Within the records below, find each line that holds the string "rights", then copy it.
:: DATASET RECORDS ::
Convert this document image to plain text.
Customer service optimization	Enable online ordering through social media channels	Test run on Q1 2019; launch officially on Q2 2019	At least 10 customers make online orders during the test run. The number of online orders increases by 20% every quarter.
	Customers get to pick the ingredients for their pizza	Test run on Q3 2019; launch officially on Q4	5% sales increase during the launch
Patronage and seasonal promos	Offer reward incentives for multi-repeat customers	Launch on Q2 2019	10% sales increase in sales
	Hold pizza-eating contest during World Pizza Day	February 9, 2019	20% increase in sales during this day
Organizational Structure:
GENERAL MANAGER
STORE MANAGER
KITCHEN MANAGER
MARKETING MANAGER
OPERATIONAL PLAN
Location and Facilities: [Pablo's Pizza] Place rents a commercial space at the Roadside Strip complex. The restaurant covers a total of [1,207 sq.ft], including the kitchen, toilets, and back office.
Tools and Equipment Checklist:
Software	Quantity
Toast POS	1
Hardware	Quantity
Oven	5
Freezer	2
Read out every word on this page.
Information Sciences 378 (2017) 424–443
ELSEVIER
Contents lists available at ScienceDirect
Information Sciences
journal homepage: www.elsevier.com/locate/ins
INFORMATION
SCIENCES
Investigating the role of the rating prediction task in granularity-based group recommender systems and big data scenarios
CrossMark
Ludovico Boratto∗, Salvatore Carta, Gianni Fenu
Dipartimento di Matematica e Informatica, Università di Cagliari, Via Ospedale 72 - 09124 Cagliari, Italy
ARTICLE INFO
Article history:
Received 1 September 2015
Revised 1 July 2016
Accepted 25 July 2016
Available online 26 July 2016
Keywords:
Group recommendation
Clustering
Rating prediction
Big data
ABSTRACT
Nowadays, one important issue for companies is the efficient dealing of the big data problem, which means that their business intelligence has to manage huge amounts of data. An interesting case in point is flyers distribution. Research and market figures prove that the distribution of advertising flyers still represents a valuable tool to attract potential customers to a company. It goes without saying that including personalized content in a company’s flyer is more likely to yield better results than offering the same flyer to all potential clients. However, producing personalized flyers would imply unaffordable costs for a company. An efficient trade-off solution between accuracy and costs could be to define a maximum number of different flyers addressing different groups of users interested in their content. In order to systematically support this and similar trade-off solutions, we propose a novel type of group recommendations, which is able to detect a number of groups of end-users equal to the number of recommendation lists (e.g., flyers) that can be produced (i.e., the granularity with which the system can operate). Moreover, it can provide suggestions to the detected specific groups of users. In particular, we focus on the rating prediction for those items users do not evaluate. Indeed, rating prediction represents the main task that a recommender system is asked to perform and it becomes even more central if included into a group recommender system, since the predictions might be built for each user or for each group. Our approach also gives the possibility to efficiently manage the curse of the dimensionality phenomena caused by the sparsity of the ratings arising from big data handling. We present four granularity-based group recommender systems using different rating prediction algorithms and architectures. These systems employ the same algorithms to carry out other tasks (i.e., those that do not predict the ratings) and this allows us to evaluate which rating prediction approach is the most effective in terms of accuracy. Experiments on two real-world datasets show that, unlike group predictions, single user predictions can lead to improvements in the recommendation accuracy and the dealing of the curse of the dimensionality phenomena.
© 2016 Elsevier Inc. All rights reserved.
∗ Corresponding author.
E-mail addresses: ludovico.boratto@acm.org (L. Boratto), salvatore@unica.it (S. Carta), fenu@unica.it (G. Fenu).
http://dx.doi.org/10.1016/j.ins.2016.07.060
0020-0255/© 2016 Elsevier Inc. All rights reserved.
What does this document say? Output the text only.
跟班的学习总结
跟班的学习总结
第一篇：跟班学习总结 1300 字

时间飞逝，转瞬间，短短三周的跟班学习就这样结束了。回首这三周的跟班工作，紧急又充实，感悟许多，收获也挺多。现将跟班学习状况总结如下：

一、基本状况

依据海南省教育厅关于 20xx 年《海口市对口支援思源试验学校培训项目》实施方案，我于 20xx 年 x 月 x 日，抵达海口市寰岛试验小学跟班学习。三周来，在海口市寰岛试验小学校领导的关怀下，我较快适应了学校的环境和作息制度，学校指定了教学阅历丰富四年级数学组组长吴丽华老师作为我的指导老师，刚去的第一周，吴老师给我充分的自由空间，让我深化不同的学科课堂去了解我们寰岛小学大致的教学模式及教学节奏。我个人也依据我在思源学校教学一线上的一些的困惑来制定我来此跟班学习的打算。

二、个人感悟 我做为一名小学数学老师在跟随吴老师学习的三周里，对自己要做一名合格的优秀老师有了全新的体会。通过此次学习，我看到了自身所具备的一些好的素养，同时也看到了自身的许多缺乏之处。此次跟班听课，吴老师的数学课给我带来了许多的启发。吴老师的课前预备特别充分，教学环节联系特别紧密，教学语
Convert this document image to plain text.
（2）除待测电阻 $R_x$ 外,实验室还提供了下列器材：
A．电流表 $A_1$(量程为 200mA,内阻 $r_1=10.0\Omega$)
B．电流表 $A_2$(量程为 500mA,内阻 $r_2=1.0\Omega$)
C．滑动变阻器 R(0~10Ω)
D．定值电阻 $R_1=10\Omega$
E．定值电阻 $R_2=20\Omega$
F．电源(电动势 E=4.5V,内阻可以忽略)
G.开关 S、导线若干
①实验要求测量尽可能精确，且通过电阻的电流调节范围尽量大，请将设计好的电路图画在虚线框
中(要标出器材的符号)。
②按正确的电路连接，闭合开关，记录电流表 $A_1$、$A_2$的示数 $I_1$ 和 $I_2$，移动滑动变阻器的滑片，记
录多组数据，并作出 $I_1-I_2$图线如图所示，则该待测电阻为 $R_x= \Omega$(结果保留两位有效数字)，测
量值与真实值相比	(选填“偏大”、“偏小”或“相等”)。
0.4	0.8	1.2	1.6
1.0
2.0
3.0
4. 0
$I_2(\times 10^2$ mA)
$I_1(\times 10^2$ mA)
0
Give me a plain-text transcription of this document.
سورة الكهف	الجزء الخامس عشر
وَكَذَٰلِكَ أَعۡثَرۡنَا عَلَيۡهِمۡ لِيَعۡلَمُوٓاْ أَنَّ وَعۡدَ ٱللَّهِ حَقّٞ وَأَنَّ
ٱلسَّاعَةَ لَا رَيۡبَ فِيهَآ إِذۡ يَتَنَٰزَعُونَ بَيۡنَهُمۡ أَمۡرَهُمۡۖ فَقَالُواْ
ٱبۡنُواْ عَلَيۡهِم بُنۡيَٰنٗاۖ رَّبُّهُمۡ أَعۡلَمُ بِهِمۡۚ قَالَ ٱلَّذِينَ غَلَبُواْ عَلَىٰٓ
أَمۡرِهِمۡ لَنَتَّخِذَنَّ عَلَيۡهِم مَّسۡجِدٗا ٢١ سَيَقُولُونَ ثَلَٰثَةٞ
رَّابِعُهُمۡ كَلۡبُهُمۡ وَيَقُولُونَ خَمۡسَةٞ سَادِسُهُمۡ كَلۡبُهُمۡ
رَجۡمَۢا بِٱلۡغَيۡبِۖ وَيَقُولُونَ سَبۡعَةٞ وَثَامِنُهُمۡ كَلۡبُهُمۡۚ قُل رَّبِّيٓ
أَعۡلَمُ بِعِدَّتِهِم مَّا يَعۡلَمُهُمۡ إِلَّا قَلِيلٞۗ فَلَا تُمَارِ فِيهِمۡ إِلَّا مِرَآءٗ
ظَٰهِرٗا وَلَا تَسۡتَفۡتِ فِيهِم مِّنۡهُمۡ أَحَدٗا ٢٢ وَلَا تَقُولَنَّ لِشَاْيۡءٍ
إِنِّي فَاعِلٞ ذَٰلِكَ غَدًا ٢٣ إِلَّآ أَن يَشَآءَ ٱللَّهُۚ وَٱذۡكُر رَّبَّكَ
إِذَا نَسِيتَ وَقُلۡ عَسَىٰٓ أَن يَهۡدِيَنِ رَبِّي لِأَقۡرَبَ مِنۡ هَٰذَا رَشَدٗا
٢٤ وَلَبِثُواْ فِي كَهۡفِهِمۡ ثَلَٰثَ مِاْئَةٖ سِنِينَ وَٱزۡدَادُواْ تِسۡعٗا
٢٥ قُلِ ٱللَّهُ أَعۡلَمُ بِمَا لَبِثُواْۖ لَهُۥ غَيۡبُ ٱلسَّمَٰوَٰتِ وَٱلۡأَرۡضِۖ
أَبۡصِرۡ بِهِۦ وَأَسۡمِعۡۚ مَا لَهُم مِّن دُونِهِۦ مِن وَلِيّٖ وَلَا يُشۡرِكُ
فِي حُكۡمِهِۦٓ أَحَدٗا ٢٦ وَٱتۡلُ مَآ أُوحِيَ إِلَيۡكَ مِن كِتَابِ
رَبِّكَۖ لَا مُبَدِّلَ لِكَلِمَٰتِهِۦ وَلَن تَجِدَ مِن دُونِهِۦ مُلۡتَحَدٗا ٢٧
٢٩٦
:::
- [EXERCISE ANSWER]:
© 2016 Elsevier Inc. All rights reserved.
0020-0255/© 2016 Elsevier Inc. All rights reserved.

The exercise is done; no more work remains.